▼▼▼

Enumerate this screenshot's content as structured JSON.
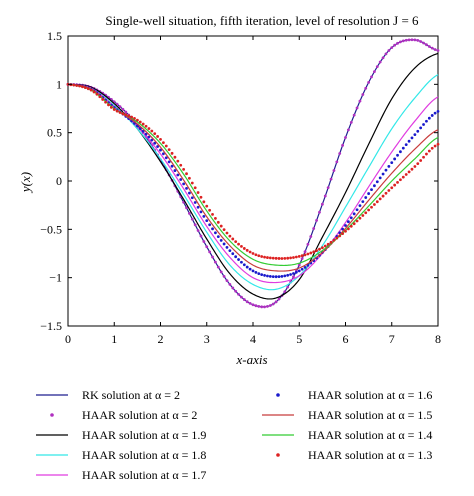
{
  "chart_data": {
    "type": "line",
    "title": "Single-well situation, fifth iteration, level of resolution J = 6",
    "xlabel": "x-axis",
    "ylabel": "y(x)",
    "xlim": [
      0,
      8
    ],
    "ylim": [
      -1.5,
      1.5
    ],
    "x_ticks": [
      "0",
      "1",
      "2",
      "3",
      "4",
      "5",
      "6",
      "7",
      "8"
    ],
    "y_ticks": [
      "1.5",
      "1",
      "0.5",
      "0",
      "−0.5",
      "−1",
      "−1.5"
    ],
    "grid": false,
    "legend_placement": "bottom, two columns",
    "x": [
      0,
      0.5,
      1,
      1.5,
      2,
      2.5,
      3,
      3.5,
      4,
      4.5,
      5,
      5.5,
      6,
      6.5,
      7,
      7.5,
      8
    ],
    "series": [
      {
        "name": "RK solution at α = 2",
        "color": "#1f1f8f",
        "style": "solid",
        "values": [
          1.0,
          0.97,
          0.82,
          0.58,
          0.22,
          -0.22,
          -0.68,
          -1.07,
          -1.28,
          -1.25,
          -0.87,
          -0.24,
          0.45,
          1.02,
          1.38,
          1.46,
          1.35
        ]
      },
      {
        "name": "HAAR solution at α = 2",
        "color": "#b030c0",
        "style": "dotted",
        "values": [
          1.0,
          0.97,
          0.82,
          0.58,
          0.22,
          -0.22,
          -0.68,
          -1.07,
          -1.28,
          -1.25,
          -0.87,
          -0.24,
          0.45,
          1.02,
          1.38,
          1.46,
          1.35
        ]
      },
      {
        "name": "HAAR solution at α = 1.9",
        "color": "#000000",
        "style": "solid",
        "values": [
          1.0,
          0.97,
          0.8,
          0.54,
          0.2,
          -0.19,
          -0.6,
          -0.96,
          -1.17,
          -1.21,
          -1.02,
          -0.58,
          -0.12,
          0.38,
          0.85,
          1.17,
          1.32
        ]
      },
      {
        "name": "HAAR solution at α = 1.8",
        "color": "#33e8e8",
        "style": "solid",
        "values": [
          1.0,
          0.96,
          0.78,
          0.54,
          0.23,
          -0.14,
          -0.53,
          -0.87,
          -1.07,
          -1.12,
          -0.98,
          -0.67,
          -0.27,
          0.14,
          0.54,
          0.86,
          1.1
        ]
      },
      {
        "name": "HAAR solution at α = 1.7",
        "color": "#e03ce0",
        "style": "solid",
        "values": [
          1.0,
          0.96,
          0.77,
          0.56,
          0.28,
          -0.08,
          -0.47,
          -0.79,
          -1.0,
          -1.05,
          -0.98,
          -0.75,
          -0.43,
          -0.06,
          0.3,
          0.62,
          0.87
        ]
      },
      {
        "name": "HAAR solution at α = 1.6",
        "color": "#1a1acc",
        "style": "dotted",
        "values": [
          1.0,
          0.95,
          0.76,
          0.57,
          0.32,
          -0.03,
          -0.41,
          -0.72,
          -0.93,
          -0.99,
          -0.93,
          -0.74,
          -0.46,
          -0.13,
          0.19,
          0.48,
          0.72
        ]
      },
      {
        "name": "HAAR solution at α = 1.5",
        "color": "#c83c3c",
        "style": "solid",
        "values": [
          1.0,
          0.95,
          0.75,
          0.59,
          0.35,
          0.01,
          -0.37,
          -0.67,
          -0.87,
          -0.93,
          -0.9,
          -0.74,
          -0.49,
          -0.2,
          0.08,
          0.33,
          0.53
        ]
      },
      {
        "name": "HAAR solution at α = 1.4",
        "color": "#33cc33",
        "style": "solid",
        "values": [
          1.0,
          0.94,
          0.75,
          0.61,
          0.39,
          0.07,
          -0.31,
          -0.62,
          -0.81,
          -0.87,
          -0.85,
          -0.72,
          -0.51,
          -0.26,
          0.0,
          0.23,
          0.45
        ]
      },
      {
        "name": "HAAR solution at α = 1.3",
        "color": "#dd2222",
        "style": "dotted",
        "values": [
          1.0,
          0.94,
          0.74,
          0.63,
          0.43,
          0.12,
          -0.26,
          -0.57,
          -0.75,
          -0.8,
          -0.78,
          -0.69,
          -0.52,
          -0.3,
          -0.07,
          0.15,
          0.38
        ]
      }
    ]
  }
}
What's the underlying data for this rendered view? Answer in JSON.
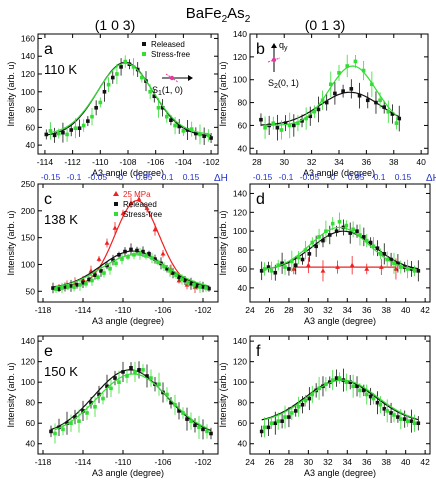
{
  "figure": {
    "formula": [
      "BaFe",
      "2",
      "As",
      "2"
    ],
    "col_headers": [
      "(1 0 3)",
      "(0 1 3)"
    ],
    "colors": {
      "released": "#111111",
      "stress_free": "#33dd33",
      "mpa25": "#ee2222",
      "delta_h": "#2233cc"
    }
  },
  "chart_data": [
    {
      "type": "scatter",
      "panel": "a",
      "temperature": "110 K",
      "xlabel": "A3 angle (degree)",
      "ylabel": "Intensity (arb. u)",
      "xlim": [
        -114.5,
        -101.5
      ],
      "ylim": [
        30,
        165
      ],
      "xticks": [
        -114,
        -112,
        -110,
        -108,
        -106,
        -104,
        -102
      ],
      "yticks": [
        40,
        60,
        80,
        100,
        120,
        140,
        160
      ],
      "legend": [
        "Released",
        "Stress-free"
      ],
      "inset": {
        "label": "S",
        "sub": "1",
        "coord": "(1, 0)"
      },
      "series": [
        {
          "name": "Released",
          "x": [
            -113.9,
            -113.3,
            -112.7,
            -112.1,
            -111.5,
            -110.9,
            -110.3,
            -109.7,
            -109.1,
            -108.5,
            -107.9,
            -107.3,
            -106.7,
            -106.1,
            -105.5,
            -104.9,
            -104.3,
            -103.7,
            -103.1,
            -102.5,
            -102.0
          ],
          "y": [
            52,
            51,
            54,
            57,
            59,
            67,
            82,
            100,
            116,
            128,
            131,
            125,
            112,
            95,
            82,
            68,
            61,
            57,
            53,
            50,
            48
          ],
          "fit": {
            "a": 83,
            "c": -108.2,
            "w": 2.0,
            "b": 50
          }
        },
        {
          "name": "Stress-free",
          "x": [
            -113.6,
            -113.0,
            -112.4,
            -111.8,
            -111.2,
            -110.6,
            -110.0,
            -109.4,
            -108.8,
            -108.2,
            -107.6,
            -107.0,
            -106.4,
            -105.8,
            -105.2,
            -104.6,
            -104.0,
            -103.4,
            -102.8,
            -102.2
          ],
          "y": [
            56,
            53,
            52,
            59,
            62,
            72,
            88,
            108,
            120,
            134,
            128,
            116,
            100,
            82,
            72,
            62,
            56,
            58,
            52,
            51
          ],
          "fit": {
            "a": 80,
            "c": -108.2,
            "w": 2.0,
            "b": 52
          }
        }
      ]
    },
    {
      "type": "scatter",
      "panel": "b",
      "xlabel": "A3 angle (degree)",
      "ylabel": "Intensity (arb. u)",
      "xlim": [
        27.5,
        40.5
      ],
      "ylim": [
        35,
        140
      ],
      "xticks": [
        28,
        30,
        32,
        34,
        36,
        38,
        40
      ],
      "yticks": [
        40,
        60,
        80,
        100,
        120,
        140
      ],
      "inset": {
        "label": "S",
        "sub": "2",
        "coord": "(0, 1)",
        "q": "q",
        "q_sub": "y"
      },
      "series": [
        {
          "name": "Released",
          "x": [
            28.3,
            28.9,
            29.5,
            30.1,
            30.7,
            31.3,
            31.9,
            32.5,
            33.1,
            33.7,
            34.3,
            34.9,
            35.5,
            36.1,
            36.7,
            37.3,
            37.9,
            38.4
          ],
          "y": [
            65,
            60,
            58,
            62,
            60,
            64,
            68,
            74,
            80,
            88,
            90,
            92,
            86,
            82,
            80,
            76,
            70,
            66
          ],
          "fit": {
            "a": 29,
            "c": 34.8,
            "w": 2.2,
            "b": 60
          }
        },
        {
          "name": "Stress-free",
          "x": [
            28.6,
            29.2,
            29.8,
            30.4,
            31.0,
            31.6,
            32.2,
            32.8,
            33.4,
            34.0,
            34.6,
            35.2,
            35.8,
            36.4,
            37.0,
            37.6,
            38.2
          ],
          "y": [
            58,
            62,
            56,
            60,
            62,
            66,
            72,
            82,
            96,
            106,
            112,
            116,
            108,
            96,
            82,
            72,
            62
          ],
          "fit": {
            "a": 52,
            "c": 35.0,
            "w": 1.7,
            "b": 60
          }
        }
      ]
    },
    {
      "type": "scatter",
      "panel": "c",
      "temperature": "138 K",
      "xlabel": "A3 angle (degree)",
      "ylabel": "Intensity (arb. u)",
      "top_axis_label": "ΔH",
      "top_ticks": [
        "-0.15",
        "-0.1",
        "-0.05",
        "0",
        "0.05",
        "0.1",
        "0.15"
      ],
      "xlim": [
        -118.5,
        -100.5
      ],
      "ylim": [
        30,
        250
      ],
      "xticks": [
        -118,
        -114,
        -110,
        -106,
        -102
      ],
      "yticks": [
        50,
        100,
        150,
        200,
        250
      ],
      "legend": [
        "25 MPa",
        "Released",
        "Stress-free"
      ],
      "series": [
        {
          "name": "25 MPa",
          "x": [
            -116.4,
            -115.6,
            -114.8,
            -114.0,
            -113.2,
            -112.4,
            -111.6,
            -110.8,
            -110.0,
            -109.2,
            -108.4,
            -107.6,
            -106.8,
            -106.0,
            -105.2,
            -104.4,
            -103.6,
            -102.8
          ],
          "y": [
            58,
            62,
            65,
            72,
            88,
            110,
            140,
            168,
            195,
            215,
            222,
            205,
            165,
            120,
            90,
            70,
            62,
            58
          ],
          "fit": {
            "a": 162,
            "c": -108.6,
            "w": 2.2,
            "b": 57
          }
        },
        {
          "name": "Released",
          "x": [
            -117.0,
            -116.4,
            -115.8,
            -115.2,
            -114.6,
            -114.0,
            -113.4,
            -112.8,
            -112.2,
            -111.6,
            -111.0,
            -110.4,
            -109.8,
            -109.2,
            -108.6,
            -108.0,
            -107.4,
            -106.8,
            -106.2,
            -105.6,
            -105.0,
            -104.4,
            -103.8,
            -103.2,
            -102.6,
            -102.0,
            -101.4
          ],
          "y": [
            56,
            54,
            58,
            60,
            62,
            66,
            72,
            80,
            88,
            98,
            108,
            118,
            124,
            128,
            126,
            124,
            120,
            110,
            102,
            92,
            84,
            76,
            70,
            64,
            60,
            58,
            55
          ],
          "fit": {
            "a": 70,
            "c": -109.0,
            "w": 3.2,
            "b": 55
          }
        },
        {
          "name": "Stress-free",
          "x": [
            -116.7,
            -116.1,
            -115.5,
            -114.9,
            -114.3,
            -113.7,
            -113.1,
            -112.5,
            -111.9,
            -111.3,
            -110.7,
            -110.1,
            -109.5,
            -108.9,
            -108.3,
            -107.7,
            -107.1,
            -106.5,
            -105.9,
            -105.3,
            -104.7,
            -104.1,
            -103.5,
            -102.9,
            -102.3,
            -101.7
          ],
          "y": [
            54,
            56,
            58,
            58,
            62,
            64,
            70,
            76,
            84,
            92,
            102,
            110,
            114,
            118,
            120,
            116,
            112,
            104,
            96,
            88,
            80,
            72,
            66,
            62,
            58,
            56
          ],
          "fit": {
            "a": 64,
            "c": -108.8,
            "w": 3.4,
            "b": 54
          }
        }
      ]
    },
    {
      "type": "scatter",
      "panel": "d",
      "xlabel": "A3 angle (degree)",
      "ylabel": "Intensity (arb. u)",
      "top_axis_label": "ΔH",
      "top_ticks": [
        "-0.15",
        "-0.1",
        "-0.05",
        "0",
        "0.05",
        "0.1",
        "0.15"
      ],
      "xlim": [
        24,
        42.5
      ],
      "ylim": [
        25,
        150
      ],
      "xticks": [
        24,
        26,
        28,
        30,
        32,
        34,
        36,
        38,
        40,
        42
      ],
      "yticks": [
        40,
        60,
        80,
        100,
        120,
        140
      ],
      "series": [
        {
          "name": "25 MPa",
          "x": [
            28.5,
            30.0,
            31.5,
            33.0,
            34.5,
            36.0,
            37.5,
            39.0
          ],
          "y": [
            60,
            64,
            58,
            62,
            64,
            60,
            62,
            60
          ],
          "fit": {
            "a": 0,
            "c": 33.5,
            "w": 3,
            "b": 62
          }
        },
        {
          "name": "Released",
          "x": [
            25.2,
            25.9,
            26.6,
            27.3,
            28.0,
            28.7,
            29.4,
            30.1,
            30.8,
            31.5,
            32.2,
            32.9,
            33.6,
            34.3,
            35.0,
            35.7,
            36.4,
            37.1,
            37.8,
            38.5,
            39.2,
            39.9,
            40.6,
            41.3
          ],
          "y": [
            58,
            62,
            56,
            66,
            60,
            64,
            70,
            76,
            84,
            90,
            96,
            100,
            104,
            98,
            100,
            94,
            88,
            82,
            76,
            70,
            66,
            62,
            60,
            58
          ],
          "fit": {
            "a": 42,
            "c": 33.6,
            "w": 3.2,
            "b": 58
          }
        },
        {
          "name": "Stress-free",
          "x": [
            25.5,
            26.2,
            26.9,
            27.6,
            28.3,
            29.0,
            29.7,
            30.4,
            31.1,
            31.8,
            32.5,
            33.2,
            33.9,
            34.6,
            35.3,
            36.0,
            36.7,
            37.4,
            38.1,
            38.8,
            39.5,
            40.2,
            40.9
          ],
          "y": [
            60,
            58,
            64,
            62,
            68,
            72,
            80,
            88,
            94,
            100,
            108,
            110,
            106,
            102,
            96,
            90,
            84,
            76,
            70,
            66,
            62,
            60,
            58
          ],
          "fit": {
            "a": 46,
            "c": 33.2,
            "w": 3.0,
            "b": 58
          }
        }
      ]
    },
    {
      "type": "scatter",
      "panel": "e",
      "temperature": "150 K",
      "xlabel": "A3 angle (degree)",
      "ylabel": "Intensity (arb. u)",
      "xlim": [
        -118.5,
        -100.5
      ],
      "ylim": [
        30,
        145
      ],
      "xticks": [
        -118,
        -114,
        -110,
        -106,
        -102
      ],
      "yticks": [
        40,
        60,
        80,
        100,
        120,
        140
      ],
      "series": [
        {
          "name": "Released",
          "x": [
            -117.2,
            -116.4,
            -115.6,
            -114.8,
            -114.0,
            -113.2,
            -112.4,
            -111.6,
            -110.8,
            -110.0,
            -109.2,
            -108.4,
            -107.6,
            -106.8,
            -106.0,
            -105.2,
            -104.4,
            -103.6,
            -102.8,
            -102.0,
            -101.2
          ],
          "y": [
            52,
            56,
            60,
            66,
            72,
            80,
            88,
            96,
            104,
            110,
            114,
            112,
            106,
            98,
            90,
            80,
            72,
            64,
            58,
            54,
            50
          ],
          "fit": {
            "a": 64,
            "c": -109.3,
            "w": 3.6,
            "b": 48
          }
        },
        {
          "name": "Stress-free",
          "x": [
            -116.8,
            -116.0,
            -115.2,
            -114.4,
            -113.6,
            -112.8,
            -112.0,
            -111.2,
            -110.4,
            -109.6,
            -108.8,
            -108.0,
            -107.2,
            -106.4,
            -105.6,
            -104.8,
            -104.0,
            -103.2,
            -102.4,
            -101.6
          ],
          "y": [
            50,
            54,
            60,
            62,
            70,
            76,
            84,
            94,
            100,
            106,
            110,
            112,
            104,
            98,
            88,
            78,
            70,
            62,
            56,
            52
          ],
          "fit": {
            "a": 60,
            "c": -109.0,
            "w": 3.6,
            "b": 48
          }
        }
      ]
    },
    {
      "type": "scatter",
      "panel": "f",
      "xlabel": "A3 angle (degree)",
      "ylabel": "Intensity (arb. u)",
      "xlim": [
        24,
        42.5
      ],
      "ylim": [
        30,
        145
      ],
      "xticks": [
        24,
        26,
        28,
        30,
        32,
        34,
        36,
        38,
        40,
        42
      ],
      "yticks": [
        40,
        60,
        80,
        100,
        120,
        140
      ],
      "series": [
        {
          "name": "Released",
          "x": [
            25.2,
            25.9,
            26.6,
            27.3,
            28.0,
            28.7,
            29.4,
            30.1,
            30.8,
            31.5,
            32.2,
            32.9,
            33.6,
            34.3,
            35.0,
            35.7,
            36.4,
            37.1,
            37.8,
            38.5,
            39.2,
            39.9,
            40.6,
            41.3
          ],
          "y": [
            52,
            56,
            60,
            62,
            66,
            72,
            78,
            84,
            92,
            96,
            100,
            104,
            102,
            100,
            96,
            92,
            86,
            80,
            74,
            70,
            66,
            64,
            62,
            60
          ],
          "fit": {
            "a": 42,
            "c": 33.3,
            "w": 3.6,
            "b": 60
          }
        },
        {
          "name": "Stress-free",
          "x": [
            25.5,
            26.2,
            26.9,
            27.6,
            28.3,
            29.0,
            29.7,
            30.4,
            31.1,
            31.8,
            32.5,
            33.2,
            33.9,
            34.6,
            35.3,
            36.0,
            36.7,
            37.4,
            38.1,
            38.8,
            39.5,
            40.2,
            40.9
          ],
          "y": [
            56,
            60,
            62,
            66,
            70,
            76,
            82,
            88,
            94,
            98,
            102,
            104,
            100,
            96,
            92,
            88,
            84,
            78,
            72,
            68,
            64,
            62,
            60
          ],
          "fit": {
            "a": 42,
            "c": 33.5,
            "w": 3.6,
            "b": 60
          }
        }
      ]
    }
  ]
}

▲▲▲

(Exercise details)
Copy out every line of the listing that contains the string "HAAR".

(Result)
        "name": "HAAR solution at α = 2",
        "name": "HAAR solution at α = 1.9",
        "name": "HAAR solution at α = 1.8",
        "name": "HAAR solution at α = 1.7",
        "name": "HAAR solution at α = 1.6",
        "name": "HAAR solution at α = 1.5",
        "name": "HAAR solution at α = 1.4",
        "name": "HAAR solution at α = 1.3",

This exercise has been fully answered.